Your task is to copy each line that has the word "STELIB".

##### Data for this exercise

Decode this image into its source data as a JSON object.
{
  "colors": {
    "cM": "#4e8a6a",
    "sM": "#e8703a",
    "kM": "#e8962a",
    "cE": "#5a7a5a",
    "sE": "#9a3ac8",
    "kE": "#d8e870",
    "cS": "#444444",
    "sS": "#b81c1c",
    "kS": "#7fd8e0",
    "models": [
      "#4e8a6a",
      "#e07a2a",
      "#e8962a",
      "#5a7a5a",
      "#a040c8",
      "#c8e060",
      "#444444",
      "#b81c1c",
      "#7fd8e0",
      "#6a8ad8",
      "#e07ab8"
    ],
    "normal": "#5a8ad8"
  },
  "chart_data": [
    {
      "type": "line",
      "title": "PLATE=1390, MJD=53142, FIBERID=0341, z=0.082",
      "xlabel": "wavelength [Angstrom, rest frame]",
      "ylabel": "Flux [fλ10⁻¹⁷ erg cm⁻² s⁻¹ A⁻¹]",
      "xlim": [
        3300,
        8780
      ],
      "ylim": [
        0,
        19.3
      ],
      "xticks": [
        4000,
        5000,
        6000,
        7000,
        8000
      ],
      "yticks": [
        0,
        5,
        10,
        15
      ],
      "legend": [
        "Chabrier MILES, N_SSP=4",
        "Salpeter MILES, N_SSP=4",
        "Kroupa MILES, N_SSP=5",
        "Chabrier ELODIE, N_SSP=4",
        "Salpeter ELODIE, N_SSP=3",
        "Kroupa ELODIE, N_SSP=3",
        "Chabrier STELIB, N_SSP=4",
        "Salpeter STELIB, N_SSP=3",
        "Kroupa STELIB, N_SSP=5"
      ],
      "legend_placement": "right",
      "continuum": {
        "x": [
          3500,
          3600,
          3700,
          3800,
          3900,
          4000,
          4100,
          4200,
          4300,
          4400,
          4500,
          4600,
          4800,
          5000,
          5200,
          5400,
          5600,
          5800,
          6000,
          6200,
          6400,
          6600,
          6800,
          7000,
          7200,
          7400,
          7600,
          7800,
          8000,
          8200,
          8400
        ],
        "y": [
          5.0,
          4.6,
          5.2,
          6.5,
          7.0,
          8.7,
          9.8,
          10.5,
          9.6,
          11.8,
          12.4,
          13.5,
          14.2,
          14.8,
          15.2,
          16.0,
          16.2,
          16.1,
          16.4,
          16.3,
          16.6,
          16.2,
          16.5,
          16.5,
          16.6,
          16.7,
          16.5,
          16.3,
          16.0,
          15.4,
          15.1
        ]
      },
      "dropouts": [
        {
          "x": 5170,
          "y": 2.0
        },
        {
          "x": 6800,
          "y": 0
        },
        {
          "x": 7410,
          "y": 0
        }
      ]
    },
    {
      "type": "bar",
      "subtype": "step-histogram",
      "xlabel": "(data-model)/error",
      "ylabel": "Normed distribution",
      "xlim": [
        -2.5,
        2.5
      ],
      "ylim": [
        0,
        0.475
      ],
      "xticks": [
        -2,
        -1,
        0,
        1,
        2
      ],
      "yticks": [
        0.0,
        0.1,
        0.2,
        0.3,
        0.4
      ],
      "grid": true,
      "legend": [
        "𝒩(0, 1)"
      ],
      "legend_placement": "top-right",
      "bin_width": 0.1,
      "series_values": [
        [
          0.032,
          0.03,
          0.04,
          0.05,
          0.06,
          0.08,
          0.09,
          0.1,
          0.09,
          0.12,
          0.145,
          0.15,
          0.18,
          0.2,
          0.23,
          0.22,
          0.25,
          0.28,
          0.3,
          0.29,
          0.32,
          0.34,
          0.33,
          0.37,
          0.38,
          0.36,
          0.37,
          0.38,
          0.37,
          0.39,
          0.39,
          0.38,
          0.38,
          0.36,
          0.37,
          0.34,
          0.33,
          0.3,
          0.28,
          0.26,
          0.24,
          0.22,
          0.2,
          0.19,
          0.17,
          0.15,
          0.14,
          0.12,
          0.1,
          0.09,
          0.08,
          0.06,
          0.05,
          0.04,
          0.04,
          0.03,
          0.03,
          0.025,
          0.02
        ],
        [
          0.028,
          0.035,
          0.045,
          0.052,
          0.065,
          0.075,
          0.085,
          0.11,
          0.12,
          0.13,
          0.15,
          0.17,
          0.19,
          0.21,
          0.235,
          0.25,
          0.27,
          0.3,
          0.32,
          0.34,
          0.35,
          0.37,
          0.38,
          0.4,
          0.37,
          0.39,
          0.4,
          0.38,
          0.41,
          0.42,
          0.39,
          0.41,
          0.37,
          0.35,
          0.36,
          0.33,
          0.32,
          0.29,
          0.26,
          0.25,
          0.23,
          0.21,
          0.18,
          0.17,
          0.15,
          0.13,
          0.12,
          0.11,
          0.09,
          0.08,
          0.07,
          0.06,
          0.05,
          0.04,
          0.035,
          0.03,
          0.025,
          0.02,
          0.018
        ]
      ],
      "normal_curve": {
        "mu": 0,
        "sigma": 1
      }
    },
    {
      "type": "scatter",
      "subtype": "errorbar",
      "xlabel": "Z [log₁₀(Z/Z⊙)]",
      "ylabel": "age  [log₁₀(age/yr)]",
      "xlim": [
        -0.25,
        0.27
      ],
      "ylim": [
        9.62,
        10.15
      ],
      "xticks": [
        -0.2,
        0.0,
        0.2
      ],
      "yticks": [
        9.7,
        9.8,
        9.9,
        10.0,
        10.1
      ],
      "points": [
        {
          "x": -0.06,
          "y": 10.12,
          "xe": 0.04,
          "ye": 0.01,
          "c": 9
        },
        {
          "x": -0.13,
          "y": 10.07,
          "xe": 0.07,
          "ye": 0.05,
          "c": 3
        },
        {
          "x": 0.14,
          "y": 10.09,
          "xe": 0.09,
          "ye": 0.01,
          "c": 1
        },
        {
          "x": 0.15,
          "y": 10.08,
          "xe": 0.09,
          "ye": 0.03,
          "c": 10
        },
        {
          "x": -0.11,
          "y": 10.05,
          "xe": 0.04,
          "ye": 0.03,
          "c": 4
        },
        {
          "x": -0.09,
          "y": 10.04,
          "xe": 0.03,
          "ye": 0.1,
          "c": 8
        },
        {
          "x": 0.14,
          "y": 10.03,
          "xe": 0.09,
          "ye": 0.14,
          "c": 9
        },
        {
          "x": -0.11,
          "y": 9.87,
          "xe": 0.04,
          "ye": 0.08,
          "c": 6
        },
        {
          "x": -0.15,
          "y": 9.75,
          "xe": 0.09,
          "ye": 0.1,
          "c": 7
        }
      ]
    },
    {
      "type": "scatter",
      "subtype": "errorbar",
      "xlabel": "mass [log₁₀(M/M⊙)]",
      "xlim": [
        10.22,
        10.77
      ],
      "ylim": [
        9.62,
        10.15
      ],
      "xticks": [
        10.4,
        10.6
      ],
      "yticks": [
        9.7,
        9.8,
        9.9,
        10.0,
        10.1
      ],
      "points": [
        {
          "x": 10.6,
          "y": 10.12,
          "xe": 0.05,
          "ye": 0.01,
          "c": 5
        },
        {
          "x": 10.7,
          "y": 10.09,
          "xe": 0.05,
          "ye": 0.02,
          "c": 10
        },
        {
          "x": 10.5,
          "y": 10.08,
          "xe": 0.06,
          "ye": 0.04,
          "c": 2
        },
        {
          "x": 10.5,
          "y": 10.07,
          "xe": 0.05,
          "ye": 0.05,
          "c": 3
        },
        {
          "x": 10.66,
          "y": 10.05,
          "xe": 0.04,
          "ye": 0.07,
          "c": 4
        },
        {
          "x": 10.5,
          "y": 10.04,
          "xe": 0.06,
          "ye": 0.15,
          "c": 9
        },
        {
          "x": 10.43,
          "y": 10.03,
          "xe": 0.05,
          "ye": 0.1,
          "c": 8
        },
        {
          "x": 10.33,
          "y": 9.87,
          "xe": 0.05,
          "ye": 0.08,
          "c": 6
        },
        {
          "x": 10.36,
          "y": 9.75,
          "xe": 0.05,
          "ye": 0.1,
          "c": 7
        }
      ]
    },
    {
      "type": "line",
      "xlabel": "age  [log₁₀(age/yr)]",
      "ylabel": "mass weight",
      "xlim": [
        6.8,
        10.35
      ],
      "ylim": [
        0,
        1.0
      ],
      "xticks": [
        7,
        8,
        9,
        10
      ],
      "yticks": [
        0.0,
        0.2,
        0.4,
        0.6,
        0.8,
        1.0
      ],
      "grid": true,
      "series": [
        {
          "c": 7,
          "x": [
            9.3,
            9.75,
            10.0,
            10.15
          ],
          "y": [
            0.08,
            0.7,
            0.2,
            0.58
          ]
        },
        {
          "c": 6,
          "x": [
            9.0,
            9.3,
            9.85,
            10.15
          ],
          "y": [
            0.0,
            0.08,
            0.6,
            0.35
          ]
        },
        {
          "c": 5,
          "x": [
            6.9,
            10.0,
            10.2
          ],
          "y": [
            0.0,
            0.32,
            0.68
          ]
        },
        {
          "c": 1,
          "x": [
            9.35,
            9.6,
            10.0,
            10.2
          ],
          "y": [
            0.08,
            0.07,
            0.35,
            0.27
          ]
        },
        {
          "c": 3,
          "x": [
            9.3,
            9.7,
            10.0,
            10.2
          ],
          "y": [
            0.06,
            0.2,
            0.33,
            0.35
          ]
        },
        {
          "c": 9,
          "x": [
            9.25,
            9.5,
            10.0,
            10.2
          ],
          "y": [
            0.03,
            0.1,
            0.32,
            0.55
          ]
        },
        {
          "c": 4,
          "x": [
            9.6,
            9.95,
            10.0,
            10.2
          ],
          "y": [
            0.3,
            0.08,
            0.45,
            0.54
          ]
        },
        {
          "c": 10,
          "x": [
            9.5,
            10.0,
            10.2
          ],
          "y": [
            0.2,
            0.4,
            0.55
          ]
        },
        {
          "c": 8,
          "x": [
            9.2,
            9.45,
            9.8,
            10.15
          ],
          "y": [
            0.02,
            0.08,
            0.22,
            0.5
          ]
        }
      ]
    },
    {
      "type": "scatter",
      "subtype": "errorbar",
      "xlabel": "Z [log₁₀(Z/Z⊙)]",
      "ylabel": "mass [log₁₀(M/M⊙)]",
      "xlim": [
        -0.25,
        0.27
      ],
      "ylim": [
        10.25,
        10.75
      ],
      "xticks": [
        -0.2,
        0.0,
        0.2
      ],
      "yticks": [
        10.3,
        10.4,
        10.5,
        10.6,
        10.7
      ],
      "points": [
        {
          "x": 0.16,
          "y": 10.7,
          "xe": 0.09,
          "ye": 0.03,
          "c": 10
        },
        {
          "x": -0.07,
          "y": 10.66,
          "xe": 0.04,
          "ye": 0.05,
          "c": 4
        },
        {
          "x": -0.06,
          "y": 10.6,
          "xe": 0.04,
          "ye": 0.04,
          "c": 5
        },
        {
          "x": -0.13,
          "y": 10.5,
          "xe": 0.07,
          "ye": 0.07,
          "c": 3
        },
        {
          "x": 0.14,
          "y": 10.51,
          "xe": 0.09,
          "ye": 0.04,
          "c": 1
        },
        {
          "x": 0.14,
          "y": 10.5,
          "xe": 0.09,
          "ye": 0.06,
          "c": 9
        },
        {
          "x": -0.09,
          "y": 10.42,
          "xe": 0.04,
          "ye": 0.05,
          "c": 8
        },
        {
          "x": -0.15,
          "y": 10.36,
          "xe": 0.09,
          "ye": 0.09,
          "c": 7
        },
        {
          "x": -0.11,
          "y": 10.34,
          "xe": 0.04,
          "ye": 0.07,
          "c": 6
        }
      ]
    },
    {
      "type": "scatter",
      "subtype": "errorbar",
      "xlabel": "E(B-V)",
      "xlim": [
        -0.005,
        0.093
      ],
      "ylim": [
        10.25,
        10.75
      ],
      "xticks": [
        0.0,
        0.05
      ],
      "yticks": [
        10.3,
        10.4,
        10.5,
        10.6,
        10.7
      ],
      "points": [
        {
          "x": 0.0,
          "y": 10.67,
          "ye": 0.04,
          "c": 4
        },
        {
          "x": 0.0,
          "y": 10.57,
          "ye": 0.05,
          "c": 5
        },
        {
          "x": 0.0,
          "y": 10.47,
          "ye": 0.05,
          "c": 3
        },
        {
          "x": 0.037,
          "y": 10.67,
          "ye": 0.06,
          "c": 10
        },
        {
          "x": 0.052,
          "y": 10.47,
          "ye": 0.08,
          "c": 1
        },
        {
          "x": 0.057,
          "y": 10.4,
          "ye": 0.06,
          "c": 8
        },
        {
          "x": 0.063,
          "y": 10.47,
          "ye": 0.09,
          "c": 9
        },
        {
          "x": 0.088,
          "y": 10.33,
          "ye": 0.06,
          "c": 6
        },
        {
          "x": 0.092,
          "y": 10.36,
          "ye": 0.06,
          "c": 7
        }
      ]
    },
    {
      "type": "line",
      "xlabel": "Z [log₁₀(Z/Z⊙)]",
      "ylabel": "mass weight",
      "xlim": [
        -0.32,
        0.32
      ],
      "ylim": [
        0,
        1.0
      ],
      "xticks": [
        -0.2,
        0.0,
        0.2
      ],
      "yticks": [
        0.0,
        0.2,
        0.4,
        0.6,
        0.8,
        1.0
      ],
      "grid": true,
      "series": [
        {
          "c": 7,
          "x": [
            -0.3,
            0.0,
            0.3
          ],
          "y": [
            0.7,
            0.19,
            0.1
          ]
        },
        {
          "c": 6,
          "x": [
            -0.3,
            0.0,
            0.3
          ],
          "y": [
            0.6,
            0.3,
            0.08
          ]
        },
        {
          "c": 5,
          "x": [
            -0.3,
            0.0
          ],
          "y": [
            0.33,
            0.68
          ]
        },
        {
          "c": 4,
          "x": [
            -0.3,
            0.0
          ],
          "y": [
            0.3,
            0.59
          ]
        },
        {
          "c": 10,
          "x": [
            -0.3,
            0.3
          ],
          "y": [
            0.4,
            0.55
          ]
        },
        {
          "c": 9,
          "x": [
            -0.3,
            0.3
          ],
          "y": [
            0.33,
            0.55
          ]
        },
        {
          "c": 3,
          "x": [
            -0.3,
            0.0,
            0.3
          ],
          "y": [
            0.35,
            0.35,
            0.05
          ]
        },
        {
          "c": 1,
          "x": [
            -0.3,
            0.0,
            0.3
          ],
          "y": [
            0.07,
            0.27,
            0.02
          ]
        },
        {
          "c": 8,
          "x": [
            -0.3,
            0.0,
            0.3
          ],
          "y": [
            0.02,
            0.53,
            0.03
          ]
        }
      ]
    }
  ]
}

##########

Reply —
        "Chabrier STELIB, N_SSP=4",
        "Salpeter STELIB, N_SSP=3",
        "Kroupa STELIB, N_SSP=5"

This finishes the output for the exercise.